DESCRIPTION OF THE TASK
Find every line in the records below that contains the word "Chính", and copy each such line.

[Begin DATASET CONTENT]

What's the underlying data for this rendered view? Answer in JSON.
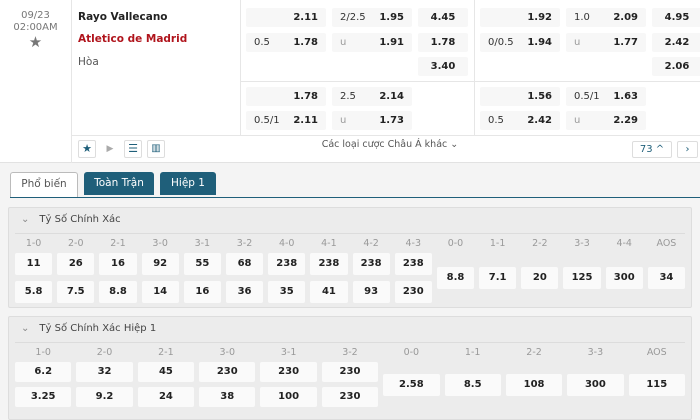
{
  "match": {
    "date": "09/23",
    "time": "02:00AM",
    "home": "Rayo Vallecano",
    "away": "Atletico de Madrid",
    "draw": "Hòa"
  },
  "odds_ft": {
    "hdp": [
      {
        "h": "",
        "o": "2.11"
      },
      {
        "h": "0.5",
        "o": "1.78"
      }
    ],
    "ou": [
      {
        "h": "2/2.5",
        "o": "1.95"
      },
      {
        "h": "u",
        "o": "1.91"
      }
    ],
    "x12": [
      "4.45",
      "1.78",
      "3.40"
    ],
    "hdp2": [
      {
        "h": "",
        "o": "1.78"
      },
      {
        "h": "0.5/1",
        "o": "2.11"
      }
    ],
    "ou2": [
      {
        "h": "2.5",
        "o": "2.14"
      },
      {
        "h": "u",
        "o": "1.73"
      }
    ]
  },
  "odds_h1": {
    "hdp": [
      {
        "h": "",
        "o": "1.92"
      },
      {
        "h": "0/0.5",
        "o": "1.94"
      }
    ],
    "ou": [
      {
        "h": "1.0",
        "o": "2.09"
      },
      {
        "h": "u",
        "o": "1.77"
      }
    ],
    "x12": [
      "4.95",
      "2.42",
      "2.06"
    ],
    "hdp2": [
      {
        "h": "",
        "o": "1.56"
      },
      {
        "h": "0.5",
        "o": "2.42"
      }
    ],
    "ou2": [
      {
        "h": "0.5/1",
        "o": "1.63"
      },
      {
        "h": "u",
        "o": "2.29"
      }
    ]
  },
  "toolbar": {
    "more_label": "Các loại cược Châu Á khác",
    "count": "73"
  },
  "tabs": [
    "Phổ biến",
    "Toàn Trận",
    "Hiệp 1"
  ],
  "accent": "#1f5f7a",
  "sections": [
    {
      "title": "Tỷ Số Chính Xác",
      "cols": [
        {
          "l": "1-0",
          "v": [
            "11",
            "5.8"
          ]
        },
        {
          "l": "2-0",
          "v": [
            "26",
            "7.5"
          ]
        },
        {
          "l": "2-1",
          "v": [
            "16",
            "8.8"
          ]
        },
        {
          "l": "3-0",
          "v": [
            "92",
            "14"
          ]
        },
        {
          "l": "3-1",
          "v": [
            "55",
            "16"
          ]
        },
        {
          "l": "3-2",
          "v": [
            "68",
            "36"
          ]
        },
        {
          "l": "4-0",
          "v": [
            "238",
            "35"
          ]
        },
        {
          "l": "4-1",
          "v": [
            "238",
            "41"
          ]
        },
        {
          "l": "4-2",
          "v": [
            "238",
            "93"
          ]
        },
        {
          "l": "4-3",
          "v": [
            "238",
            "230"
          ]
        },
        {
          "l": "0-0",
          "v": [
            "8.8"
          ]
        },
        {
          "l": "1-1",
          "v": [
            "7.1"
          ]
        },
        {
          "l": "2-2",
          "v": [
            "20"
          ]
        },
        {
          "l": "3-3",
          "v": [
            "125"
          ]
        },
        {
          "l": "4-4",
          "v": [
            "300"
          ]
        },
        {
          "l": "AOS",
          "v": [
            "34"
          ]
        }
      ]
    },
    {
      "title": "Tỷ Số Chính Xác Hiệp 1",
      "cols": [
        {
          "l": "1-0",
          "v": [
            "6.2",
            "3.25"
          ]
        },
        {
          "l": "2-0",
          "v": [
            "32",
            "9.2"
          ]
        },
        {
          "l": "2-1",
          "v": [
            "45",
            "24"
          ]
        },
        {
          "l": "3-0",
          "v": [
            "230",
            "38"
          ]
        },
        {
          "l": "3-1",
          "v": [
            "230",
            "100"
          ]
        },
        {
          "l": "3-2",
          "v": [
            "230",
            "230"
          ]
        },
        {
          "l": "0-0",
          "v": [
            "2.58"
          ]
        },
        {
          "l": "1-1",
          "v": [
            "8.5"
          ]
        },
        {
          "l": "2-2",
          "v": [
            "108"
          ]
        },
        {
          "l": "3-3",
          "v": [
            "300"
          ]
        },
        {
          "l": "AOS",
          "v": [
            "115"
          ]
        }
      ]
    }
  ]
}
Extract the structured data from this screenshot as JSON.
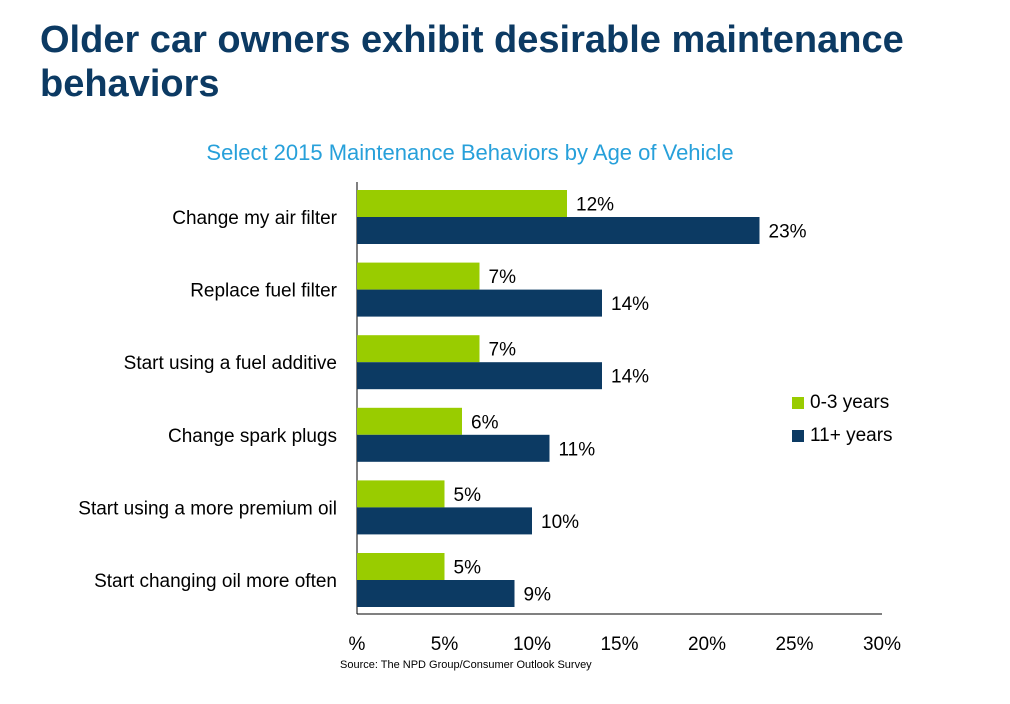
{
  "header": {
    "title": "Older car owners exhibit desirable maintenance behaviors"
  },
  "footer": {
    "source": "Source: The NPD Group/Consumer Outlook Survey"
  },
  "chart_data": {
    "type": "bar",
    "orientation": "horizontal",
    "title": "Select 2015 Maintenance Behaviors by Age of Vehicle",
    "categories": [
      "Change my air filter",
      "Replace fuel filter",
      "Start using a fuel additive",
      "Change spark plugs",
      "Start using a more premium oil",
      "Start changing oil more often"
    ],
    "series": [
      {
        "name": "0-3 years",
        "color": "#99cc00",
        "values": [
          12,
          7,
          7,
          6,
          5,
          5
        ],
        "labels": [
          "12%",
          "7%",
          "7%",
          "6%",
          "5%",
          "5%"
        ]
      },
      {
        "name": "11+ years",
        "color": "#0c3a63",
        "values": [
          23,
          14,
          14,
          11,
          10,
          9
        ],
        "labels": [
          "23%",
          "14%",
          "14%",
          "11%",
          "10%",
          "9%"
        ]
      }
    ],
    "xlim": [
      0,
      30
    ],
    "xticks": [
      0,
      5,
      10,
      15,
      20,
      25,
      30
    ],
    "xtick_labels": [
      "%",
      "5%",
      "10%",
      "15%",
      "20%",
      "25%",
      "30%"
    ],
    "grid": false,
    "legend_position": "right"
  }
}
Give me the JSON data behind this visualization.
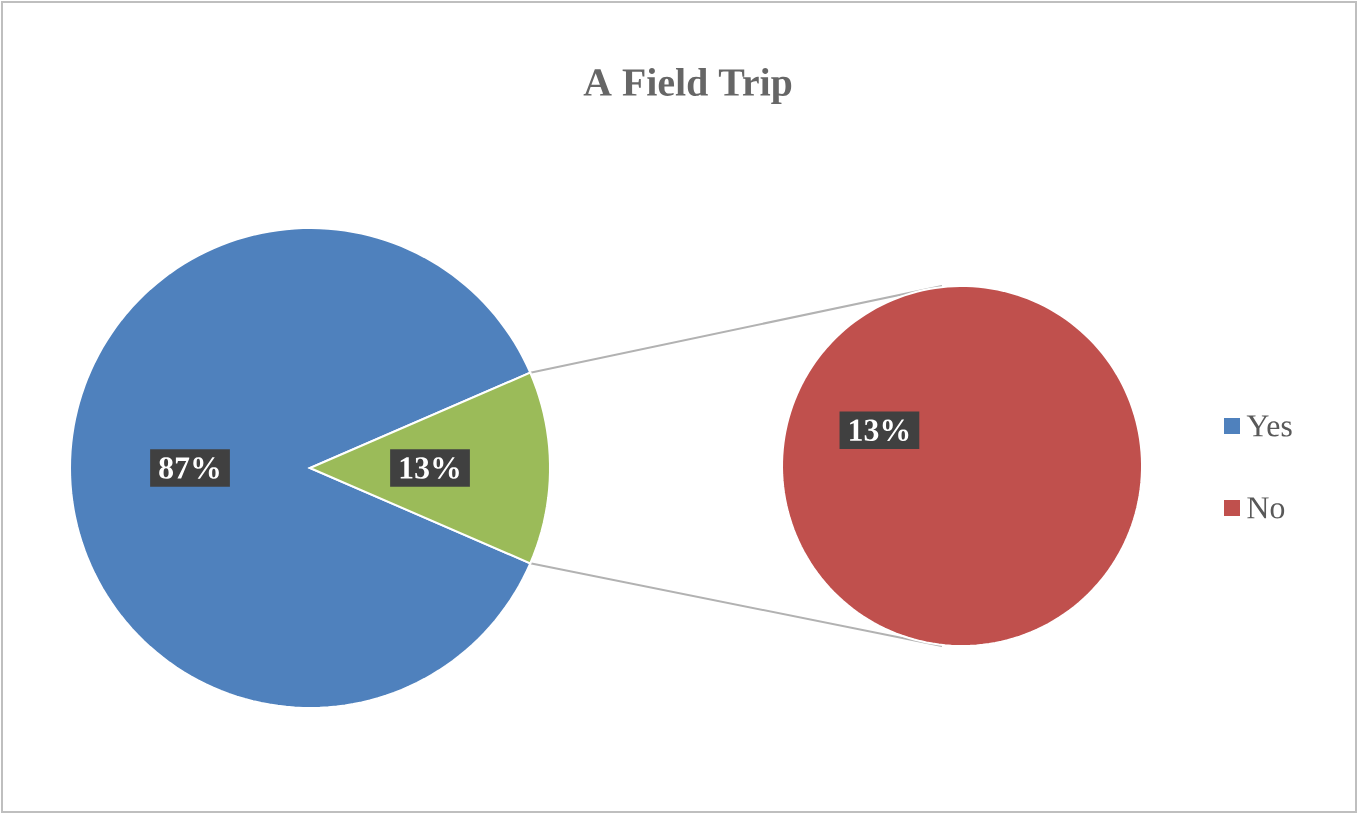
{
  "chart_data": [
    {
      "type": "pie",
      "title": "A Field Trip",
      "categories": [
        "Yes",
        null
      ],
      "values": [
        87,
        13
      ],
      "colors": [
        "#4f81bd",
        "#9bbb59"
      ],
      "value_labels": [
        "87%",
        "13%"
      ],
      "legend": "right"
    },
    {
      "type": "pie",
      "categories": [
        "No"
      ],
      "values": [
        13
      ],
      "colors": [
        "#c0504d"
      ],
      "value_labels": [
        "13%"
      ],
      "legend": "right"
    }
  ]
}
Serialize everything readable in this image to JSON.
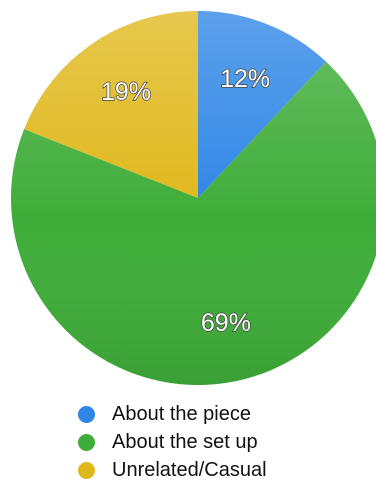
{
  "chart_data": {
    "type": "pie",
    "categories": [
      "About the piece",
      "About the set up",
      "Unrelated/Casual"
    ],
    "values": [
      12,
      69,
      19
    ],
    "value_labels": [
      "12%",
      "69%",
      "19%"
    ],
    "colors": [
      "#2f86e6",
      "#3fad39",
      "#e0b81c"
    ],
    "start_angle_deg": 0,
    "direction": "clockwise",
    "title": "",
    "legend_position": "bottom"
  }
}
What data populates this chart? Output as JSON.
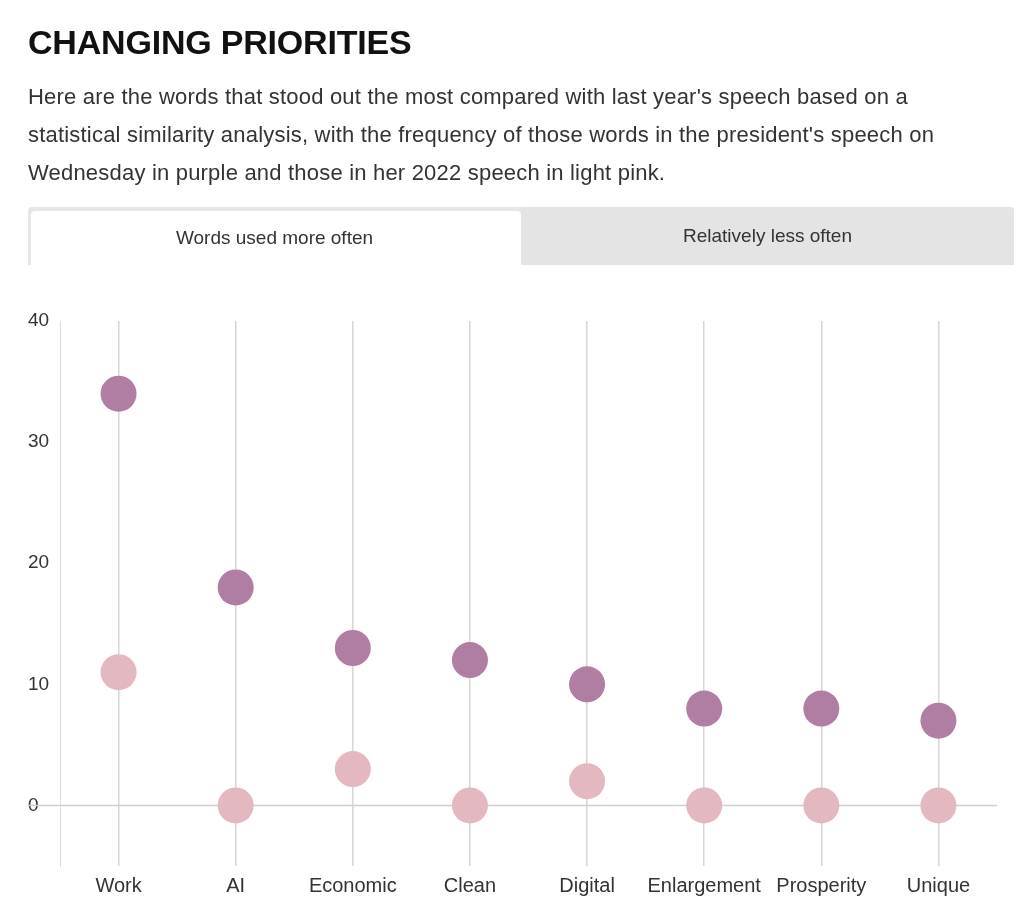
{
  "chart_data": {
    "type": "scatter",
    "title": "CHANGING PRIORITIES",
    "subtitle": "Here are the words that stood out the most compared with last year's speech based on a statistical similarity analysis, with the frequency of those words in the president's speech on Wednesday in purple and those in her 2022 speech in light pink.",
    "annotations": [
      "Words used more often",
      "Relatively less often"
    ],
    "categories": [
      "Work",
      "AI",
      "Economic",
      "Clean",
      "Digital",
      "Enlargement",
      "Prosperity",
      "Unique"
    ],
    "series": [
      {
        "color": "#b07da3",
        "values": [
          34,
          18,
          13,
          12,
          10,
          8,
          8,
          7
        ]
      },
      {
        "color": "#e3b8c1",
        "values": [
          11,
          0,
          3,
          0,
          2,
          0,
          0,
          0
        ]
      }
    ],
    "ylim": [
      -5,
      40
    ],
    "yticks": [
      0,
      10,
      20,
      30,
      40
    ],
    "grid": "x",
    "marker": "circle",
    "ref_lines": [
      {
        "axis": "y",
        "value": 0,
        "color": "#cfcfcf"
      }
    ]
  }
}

[End DATASET CONTENT]

WRITTEN ANSWER
      "title": "Tỷ Số Chính Xác",
      "title": "Tỷ Số Chính Xác Hiệp 1",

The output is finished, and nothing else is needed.